### TASK SET:
A - In two sentences, what does the Musée Méliès account say?
B - Can you write the next part of the Musée Méliès account, picking up after its last sentence?
───── EXTRACT ─────
Visiting the Musée Méliès
The Musée Méliès is in the Cinematheque building in the Bercy district of Paris and is a fine tribute to a man who was a cinema pioneer and movie-making genius.
Having visited Paris many times and written several books about the city, including the very first edition of the DK Top Ten Paris guide, it’s safe to say we know Paris pretty well. And love it. It’s where we got engaged, so we decided to return again to celebrate our 20th wedding anniverary.
We decided we would do Paris without a plan. We’d make each day up as we went along, depending on the weather and our mood. We would skip the main museums, which we’ve already seen more than once, and avoid crowds where we could. We would wander back streets, walk as much as we could, and generally relax.
On our last full day we decided to explore a part of the city we didn’t really know, the Bercy district, and in particular I wanted to see a small museum I’d never visited, the Musée Méliès. All I knew from a paragraph in the Rough Guide was that it was a museum about the cinema. This turned out to be incorrect as it was a museum dedicated to one man, Marie-Georges-Jean Méliès. He turned out to be a fascinating and talented figure, and every bit as important to the early cinema as the much better known Lumière Brothers.
Visiting the Musée Méliès
The museum occupies one floor of the Cinematheque building, where you’ll also find a library, a movie theatre of course, activities and special exhibitions. On our visit there was an exhibition dedicated to the work of film director James Cameron (which runs until January 2025). So we bought a joint ticket for the museum and the exhibition, and went on in.
───── DATA SHOWN ─────
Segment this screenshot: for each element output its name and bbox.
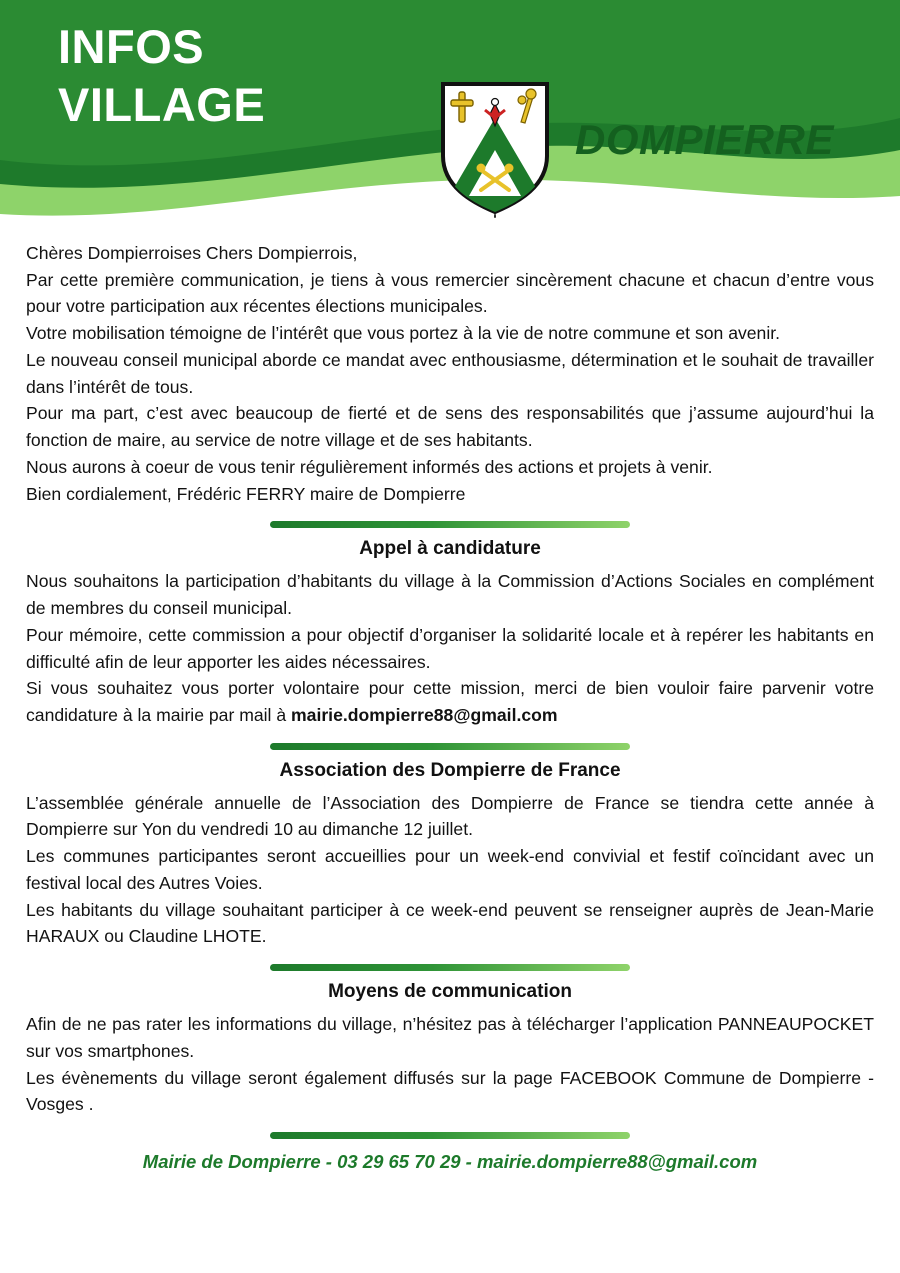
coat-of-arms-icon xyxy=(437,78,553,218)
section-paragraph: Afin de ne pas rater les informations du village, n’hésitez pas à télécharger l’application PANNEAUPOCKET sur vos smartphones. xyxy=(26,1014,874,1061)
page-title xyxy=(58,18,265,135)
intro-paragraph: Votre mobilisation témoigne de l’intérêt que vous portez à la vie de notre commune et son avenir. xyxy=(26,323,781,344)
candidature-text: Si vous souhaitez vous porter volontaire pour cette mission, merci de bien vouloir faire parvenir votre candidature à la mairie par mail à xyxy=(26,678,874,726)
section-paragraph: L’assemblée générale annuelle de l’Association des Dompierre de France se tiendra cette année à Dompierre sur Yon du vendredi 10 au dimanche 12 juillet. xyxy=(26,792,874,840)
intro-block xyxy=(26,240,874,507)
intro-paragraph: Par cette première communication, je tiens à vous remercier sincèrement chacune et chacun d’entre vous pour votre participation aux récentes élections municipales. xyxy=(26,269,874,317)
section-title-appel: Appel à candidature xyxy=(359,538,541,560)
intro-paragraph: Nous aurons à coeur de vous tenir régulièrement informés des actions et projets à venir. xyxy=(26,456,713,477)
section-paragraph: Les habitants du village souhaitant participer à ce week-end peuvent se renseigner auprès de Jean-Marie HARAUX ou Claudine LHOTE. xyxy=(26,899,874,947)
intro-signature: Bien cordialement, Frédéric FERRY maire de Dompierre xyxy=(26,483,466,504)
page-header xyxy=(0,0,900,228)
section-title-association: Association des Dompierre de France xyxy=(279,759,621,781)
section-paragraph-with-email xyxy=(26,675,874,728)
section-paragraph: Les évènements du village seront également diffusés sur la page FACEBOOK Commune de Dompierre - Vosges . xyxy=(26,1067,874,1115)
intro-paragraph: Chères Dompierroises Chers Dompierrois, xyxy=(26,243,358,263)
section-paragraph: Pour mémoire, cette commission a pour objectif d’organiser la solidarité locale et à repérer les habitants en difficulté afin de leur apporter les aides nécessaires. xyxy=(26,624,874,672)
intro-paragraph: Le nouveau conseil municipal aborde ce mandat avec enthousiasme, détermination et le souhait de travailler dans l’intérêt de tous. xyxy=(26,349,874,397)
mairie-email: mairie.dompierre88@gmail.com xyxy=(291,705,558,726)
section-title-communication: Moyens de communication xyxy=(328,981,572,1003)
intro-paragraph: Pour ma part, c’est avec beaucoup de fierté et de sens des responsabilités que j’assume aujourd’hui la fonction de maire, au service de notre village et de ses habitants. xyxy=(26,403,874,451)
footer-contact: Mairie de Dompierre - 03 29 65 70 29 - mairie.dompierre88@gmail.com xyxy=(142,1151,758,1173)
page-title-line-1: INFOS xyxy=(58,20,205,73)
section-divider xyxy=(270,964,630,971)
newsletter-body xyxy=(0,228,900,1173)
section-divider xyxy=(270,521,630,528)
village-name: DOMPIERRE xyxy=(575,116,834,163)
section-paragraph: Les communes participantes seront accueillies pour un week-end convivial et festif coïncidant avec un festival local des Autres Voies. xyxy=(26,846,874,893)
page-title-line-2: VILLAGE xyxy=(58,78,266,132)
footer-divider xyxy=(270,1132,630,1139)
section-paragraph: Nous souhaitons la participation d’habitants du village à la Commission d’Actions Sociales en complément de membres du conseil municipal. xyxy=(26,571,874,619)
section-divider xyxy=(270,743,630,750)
─────
### ANSWERS PER TASK:
A - On the last full day of an unplanned trip to Paris to mark their 20th wedding anniversary, the writers explored the Bercy district and visited the Musée Méliès. The museum turned out to be devoted not to cinema in general but to the film pioneer Marie-Georges-Jean Méliès, and it occupies one floor of the Cinematheque building, where they bought a joint ticket for the museum and a James Cameron exhibition.

B -
Méliès was born in Paris in 1861, and so was a contemporary of the Lyon-based Auguste (born 1862) and Louis (born 1864) Lumière. The three were all pioneers at a time when still photos were evolving into becoming moving images, and later full-length movies, with special effects.
It was Méliès who created many of these effects, which we now take for granted but were revolutionary at the time. As just one example, he created the jump cut, where you stop the camera at one moment, rearrange the scenery or people in front of the camera, and then start it again. The result is that someone seems to appear, or disappear, or some other impossible event had happened…. and you can’t see the join.
One of the museum’s delights is that you can watch dozens of Méliès’ early movies, both short and long, which demonstrated his clever techniques, which had audiences at the time gasping in disbelief. People were just getting used to the fact that ‘the camera cannot lie’, when along came Méliès and proved that it could.
That man clinging to the side of a tall building, risking death? He’s actually lying on the floor with the camera looking down on him rather than filming him head-on. It’s no surprise, then, to discover that before he made movies Méliès was a stage magician, and named the theatre where he performed after Jean-Eugène Robert-Houdin, the father of modern conjuring.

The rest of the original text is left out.